REQUEST A:
In the message about YAXO and XML, which two classes does the quoted question ask the difference between?
REQUEST B:
Write a continuation of the YAXO and XML message, picking up right after its last line.

TEXT EXTRACT:
++++

YAXO and XML question

stéphane ducasse ducasse at iam.unibe.ch
Thu Feb 3 07:49:07 UTC 2005


Thanks all

My point may have not be that clear> I had a vague knowledge about sax 
event and dom tree in memory. Then why I like Smalltalk is that with 
some comments and a bunch of examples I do not need a doc: I always 
remember the quote of Dan about the fact that one single person could 
learn
it and this is the learning part that is important for me. I do not 
like comments or examples for the sake of them, I do because I want to 
let other learning.

So each time I learn something new I try yo write it as tests or as 
comments and yesterday my network connection was down so not browsing 
of internet resources the night.....only squeak classes without 
examples and comments.


>
> Am 02.02.2005 um 18:35 schrieb David Shaffer:
>
>> stéphane ducasse wrote:
>>
>>> Hi
>>>
>>> I'm trying to understand how to use Yaxo and I cannot figure out
>>> what is the difference between the SAXDriver and SAXHandler.
>>> Of course there is no comment, no reference to the class 
>>> SAXHandler....

++++

RECORDED DATA:
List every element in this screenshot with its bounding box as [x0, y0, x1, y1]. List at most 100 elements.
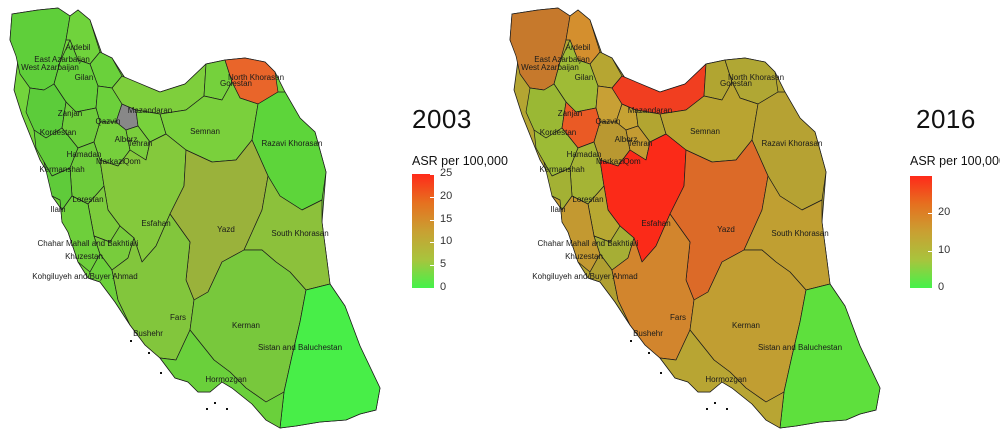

++++

OUTPUT A:
SAXDriver and SAXHandler.

OUTPUT B:
>>> Does anybody has an example?
>>>
>>> Stef
>>>
>>> PS: this is not a fatality, this is a state of mind!
>>>
>>>
>> Stef,
>>
>> SAX is an event drive API for processing XML documents.  While 
>> java-based it is relatively standard across languages.  There are 
>> several Java resources but here's one which helped me:
>>
>> http://www.saxproject.org/
>>
>> Most implementations of SAX (including the one included with the 
>> "full" 3.7 image) are mostly "2.0" compliant which seems to me 
>> including XML namespaces (someone correct me if I'm wrong here) so 
>> the sample code on these pages which specifically deals with 
>> namespaces also transfers well to Smalltalk.  As for Smalltalk 
>> examples, well, look at the subclasses of SAXHandler...one of these 
>> uses SAX to build the somewhat standard DOM tree.  So, one has two 
>> choices when dealing with XML: event drive with SAX (usually, but not 
>> always, building the tree yourself) or DOM where the XML tree gets 
>> build from generic components (XMLElements).
>
> For quick results I just use the XMLDOMParser. Open an explorer on 
> this:
>
> 	XMLDOMParser addressBookXMLWithDTD
>
> Then you can traverse the resulting XMLDocument tree and extract 
> whatever you need.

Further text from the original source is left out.